::: PROVIDED DATA :::

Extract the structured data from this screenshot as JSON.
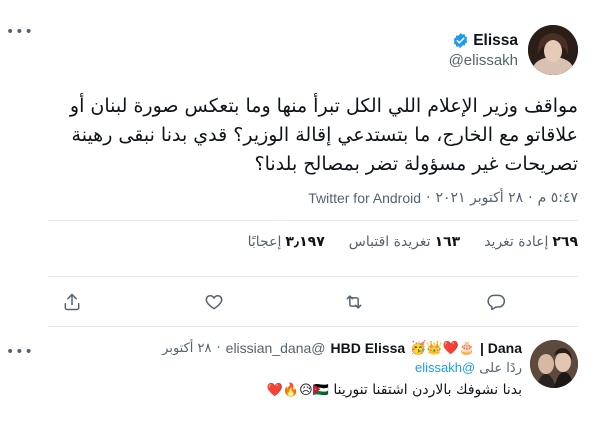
{
  "tweet": {
    "display_name": "Elissa",
    "handle": "@elissakh",
    "text": "مواقف وزير الإعلام اللي الكل تبرأ منها وما بتعكس صورة لبنان أو علاقاتو مع الخارج، ما بتستدعي إقالة الوزير؟ قدي بدنا نبقى رهينة تصريحات  غير مسؤولة تضر بمصالح بلدنا؟",
    "time": "٥:٤٧ م",
    "date": "٢٨ أكتوبر ٢٠٢١",
    "source": "Twitter for Android",
    "separator": "·"
  },
  "stats": {
    "retweets_count": "٢٦٩",
    "retweets_label": "إعادة تغريد",
    "quotes_count": "١٦٣",
    "quotes_label": "تغريدة اقتباس",
    "likes_count": "٣٫١٩٧",
    "likes_label": "إعجابًا"
  },
  "actions": {
    "reply_icon": "reply-icon",
    "retweet_icon": "retweet-icon",
    "like_icon": "heart-icon",
    "share_icon": "share-icon"
  },
  "reply": {
    "name_part1": "Dana |",
    "emojis_name": "🎂❤️👑🥳",
    "name_part2": "HBD Elissa",
    "handle": "@elissian_dana",
    "separator": "·",
    "date": "٢٨ أكتوبر",
    "replying_prefix": "ردًا على",
    "replying_to": "@elissakh",
    "text": "بدنا نشوفك بالاردن اشتقنا تنورينا",
    "text_emojis": "🇯🇴😥🔥❤️"
  },
  "colors": {
    "accent": "#1d9bf0",
    "secondary_text": "#536471",
    "divider": "#e5e9ec"
  }
}
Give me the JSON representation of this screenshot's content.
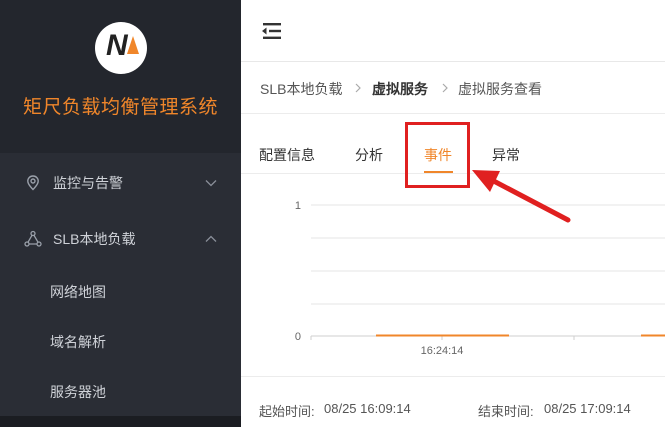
{
  "brand": {
    "logo_text": "N",
    "title": "矩尺负载均衡管理系统"
  },
  "sidebar": {
    "items": [
      {
        "label": "监控与告警",
        "icon": "location-pin-icon",
        "expanded": false
      },
      {
        "label": "SLB本地负载",
        "icon": "network-nodes-icon",
        "expanded": true
      }
    ],
    "sub_items": [
      {
        "label": "网络地图"
      },
      {
        "label": "域名解析"
      },
      {
        "label": "服务器池"
      }
    ]
  },
  "breadcrumb": {
    "items": [
      "SLB本地负载",
      "虚拟服务",
      "虚拟服务查看"
    ]
  },
  "tabs": {
    "items": [
      "配置信息",
      "分析",
      "事件",
      "异常"
    ],
    "active_index": 2
  },
  "chart_data": {
    "type": "line",
    "yticks": [
      "1",
      "0"
    ],
    "xticks": [
      "16:24:14"
    ],
    "ylim": [
      0,
      1
    ],
    "series_color": "#f0862a",
    "grid": true
  },
  "footer": {
    "start_label": "起始时间:",
    "start_value": "08/25 16:09:14",
    "end_label": "结束时间:",
    "end_value": "08/25 17:09:14"
  },
  "colors": {
    "accent": "#f0862a",
    "annotation": "#e02020",
    "sidebar_bg": "#2a2d35"
  }
}
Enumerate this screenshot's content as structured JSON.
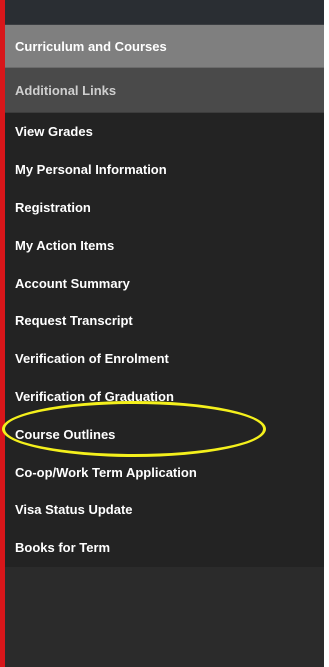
{
  "menu": {
    "header_items": [
      "Curriculum and Courses",
      "Additional Links"
    ],
    "items": [
      "View Grades",
      "My Personal Information",
      "Registration",
      "My Action Items",
      "Account Summary",
      "Request Transcript",
      "Verification of Enrolment",
      "Verification of Graduation",
      "Course Outlines",
      "Co-op/Work Term Application",
      "Visa Status Update",
      "Books for Term"
    ]
  },
  "colors": {
    "red_bar": "#d8161a",
    "panel_bg": "#232323",
    "header_primary_bg": "#7f7f7f",
    "header_secondary_bg": "#4a4a4a",
    "highlight_oval": "#f4f01c"
  }
}
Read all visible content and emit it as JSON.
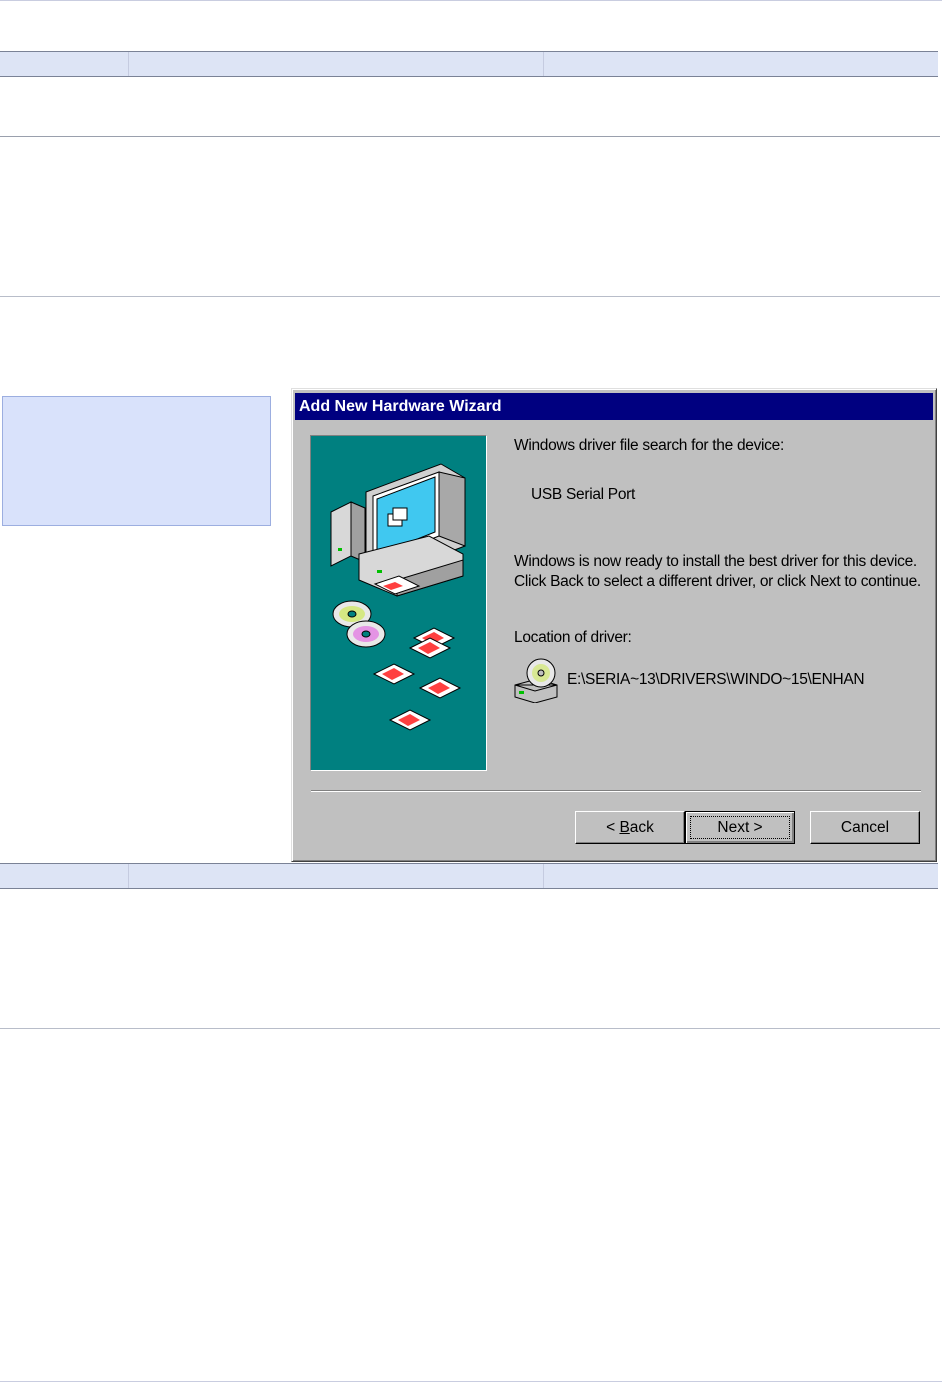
{
  "wizard": {
    "title": "Add New Hardware Wizard",
    "search_heading": "Windows driver file search for the device:",
    "device_name": "USB Serial Port",
    "ready_message": "Windows is now ready to install the best driver for this device. Click Back to select a different driver, or click Next to continue.",
    "location_label": "Location of driver:",
    "driver_path": "E:\\SERIA~13\\DRIVERS\\WINDO~15\\ENHAN",
    "buttons": {
      "back_prefix": "< ",
      "back_mnemonic": "B",
      "back_rest": "ack",
      "next": "Next >",
      "cancel": "Cancel"
    }
  },
  "colors": {
    "title_bar": "#000080",
    "dialog_face": "#c0c0c0",
    "art_background": "#008080",
    "note_box": "#d9e2fb",
    "table_header": "#dde4f5"
  },
  "icons": [
    "computer-illustration-icon",
    "cd-disc-icon",
    "floppy-disk-icon",
    "cd-drive-icon"
  ]
}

:::

WHAT IS NEEDED:
Your task is to set down exactly the lines that run from the line holding "Enumerate this screenshot's" through the close of the entries, including both ends. Pictures stay out.

CORRECT ANSWER:
Enumerate this screenshot's content as structured JSON.
{
  "menu": {
    "header_items": [
      "Curriculum and Courses",
      "Additional Links"
    ],
    "items": [
      "View Grades",
      "My Personal Information",
      "Registration",
      "My Action Items",
      "Account Summary",
      "Request Transcript",
      "Verification of Enrolment",
      "Verification of Graduation",
      "Course Outlines",
      "Co-op/Work Term Application",
      "Visa Status Update",
      "Books for Term"
    ]
  },
  "colors": {
    "red_bar": "#d8161a",
    "panel_bg": "#232323",
    "header_primary_bg": "#7f7f7f",
    "header_secondary_bg": "#4a4a4a",
    "highlight_oval": "#f4f01c"
  }
}
Read all visible content and emit it as JSON.
{
  "wizard": {
    "title": "Add New Hardware Wizard",
    "search_heading": "Windows driver file search for the device:",
    "device_name": "USB Serial Port",
    "ready_message": "Windows is now ready to install the best driver for this device. Click Back to select a different driver, or click Next to continue.",
    "location_label": "Location of driver:",
    "driver_path": "E:\\SERIA~13\\DRIVERS\\WINDO~15\\ENHAN",
    "buttons": {
      "back_prefix": "< ",
      "back_mnemonic": "B",
      "back_rest": "ack",
      "next": "Next >",
      "cancel": "Cancel"
    }
  },
  "colors": {
    "title_bar": "#000080",
    "dialog_face": "#c0c0c0",
    "art_background": "#008080",
    "note_box": "#d9e2fb",
    "table_header": "#dde4f5"
  },
  "icons": [
    "computer-illustration-icon",
    "cd-disc-icon",
    "floppy-disk-icon",
    "cd-drive-icon"
  ]
}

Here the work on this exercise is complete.